## Prompt
Pictures in the data below are not part of the copy; transcribe everything else exactly.

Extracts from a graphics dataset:
+ + + + +
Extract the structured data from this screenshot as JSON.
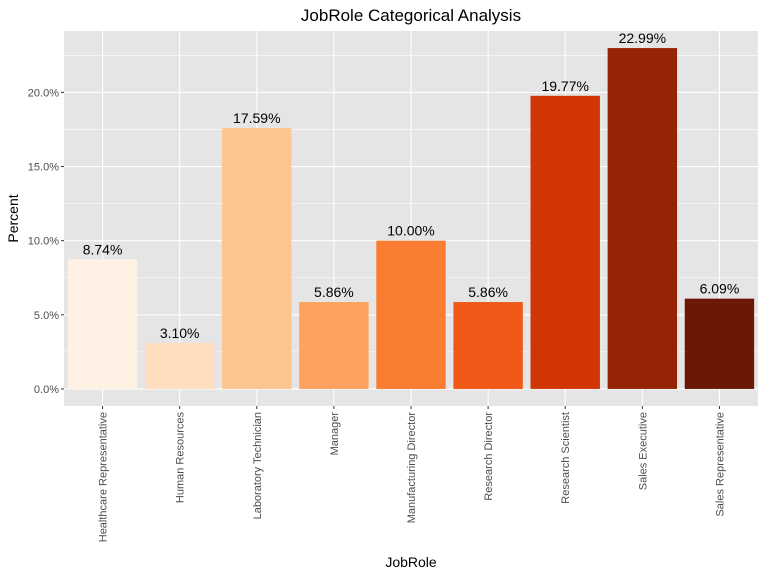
{
  "chart_data": {
    "type": "bar",
    "title": "JobRole Categorical Analysis",
    "xlabel": "JobRole",
    "ylabel": "Percent",
    "categories": [
      "Healthcare Representative",
      "Human Resources",
      "Laboratory Technician",
      "Manager",
      "Manufacturing Director",
      "Research Director",
      "Research Scientist",
      "Sales Executive",
      "Sales Representative"
    ],
    "values": [
      8.74,
      3.1,
      17.59,
      5.86,
      10.0,
      5.86,
      19.77,
      22.99,
      6.09
    ],
    "value_labels": [
      "8.74%",
      "3.10%",
      "17.59%",
      "5.86%",
      "10.00%",
      "5.86%",
      "19.77%",
      "22.99%",
      "6.09%"
    ],
    "colors": [
      "#fff1e3",
      "#fedebf",
      "#fdc590",
      "#fda35f",
      "#fb7d32",
      "#ef5817",
      "#d13503",
      "#952404",
      "#6b1906"
    ],
    "ylim": [
      -1.15,
      24.14
    ],
    "yticks": [
      0,
      5,
      10,
      15,
      20
    ],
    "ytick_labels": [
      "0.0%",
      "5.0%",
      "10.0%",
      "15.0%",
      "20.0%"
    ],
    "grid": true,
    "panel_background": "#e5e5e5",
    "grid_color": "#ffffff"
  }
}
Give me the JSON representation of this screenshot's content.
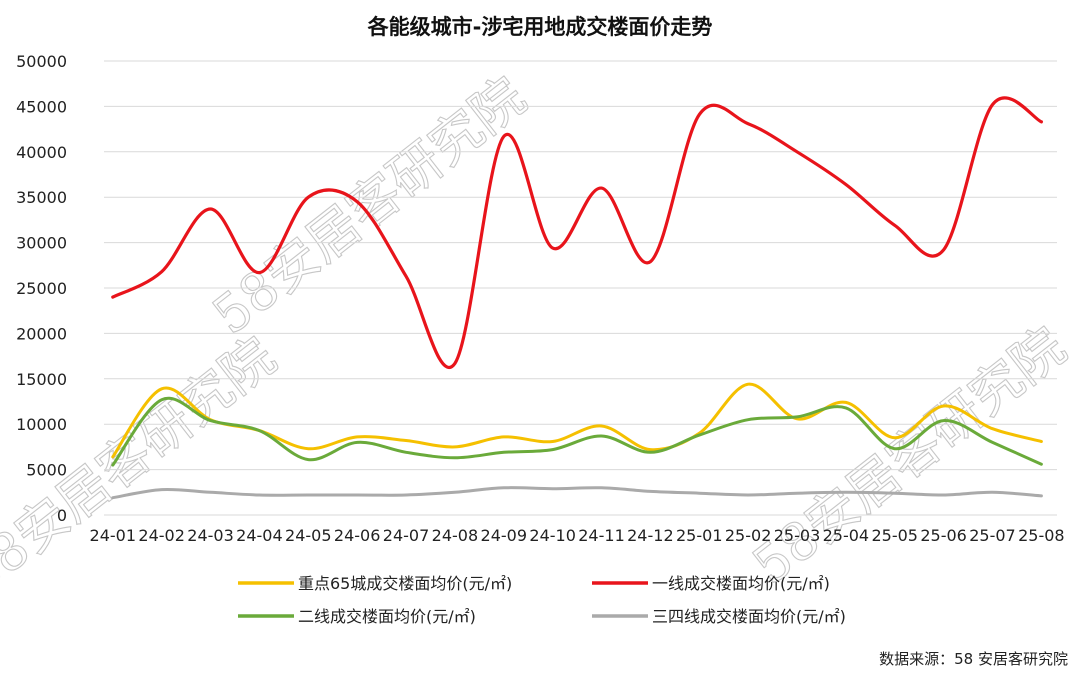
{
  "chart_data": {
    "type": "line",
    "title": "各能级城市-涉宅用地成交楼面价走势",
    "categories": [
      "24-01",
      "24-02",
      "24-03",
      "24-04",
      "24-05",
      "24-06",
      "24-07",
      "24-08",
      "24-09",
      "24-10",
      "24-11",
      "24-12",
      "25-01",
      "25-02",
      "25-03",
      "25-04",
      "25-05",
      "25-06",
      "25-07",
      "25-08"
    ],
    "ylim": [
      0,
      50000
    ],
    "yticks": [
      0,
      5000,
      10000,
      15000,
      20000,
      25000,
      30000,
      35000,
      40000,
      45000,
      50000
    ],
    "grid": true,
    "legend_position": "bottom",
    "series": [
      {
        "name": "重点65城成交楼面均价(元/㎡)",
        "color": "#f5c000",
        "values": [
          6400,
          13900,
          10500,
          9300,
          7300,
          8600,
          8200,
          7500,
          8600,
          8100,
          9800,
          7200,
          9000,
          14400,
          10600,
          12400,
          8500,
          12000,
          9500,
          8100
        ]
      },
      {
        "name": "一线成交楼面均价(元/㎡)",
        "color": "#e8141b",
        "values": [
          24000,
          26800,
          33700,
          26700,
          35000,
          34500,
          26300,
          16700,
          41700,
          29400,
          36000,
          27900,
          44100,
          43100,
          40000,
          36400,
          31900,
          29200,
          45200,
          43300
        ]
      },
      {
        "name": "二线成交楼面均价(元/㎡)",
        "color": "#6aaa3a",
        "values": [
          5500,
          12700,
          10400,
          9300,
          6100,
          8000,
          6900,
          6300,
          6900,
          7200,
          8700,
          6900,
          8800,
          10500,
          10800,
          11800,
          7300,
          10400,
          8000,
          5600
        ]
      },
      {
        "name": "三四线成交楼面均价(元/㎡)",
        "color": "#aaaaaa",
        "values": [
          1900,
          2800,
          2500,
          2200,
          2200,
          2200,
          2200,
          2500,
          3000,
          2900,
          3000,
          2600,
          2400,
          2200,
          2400,
          2500,
          2400,
          2200,
          2500,
          2100
        ]
      }
    ]
  },
  "source_note": "数据来源：58 安居客研究院",
  "watermark": "58安居客研究院"
}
+ + + + +
## Worked answer
Extract the structured data from this screenshot as JSON.
{
  "chart_data": {
    "type": "bar",
    "title": "JobRole Categorical Analysis",
    "xlabel": "JobRole",
    "ylabel": "Percent",
    "categories": [
      "Healthcare Representative",
      "Human Resources",
      "Laboratory Technician",
      "Manager",
      "Manufacturing Director",
      "Research Director",
      "Research Scientist",
      "Sales Executive",
      "Sales Representative"
    ],
    "values": [
      8.74,
      3.1,
      17.59,
      5.86,
      10.0,
      5.86,
      19.77,
      22.99,
      6.09
    ],
    "value_labels": [
      "8.74%",
      "3.10%",
      "17.59%",
      "5.86%",
      "10.00%",
      "5.86%",
      "19.77%",
      "22.99%",
      "6.09%"
    ],
    "colors": [
      "#fff1e3",
      "#fedebf",
      "#fdc590",
      "#fda35f",
      "#fb7d32",
      "#ef5817",
      "#d13503",
      "#952404",
      "#6b1906"
    ],
    "ylim": [
      -1.15,
      24.14
    ],
    "yticks": [
      0,
      5,
      10,
      15,
      20
    ],
    "ytick_labels": [
      "0.0%",
      "5.0%",
      "10.0%",
      "15.0%",
      "20.0%"
    ],
    "grid": true,
    "panel_background": "#e5e5e5",
    "grid_color": "#ffffff"
  }
}
Give me the JSON representation of this screenshot's content.
{
  "chart_data": {
    "type": "line",
    "title": "各能级城市-涉宅用地成交楼面价走势",
    "categories": [
      "24-01",
      "24-02",
      "24-03",
      "24-04",
      "24-05",
      "24-06",
      "24-07",
      "24-08",
      "24-09",
      "24-10",
      "24-11",
      "24-12",
      "25-01",
      "25-02",
      "25-03",
      "25-04",
      "25-05",
      "25-06",
      "25-07",
      "25-08"
    ],
    "ylim": [
      0,
      50000
    ],
    "yticks": [
      0,
      5000,
      10000,
      15000,
      20000,
      25000,
      30000,
      35000,
      40000,
      45000,
      50000
    ],
    "grid": true,
    "legend_position": "bottom",
    "series": [
      {
        "name": "重点65城成交楼面均价(元/㎡)",
        "color": "#f5c000",
        "values": [
          6400,
          13900,
          10500,
          9300,
          7300,
          8600,
          8200,
          7500,
          8600,
          8100,
          9800,
          7200,
          9000,
          14400,
          10600,
          12400,
          8500,
          12000,
          9500,
          8100
        ]
      },
      {
        "name": "一线成交楼面均价(元/㎡)",
        "color": "#e8141b",
        "values": [
          24000,
          26800,
          33700,
          26700,
          35000,
          34500,
          26300,
          16700,
          41700,
          29400,
          36000,
          27900,
          44100,
          43100,
          40000,
          36400,
          31900,
          29200,
          45200,
          43300
        ]
      },
      {
        "name": "二线成交楼面均价(元/㎡)",
        "color": "#6aaa3a",
        "values": [
          5500,
          12700,
          10400,
          9300,
          6100,
          8000,
          6900,
          6300,
          6900,
          7200,
          8700,
          6900,
          8800,
          10500,
          10800,
          11800,
          7300,
          10400,
          8000,
          5600
        ]
      },
      {
        "name": "三四线成交楼面均价(元/㎡)",
        "color": "#aaaaaa",
        "values": [
          1900,
          2800,
          2500,
          2200,
          2200,
          2200,
          2200,
          2500,
          3000,
          2900,
          3000,
          2600,
          2400,
          2200,
          2400,
          2500,
          2400,
          2200,
          2500,
          2100
        ]
      }
    ]
  },
  "source_note": "数据来源：58 安居客研究院",
  "watermark": "58安居客研究院"
}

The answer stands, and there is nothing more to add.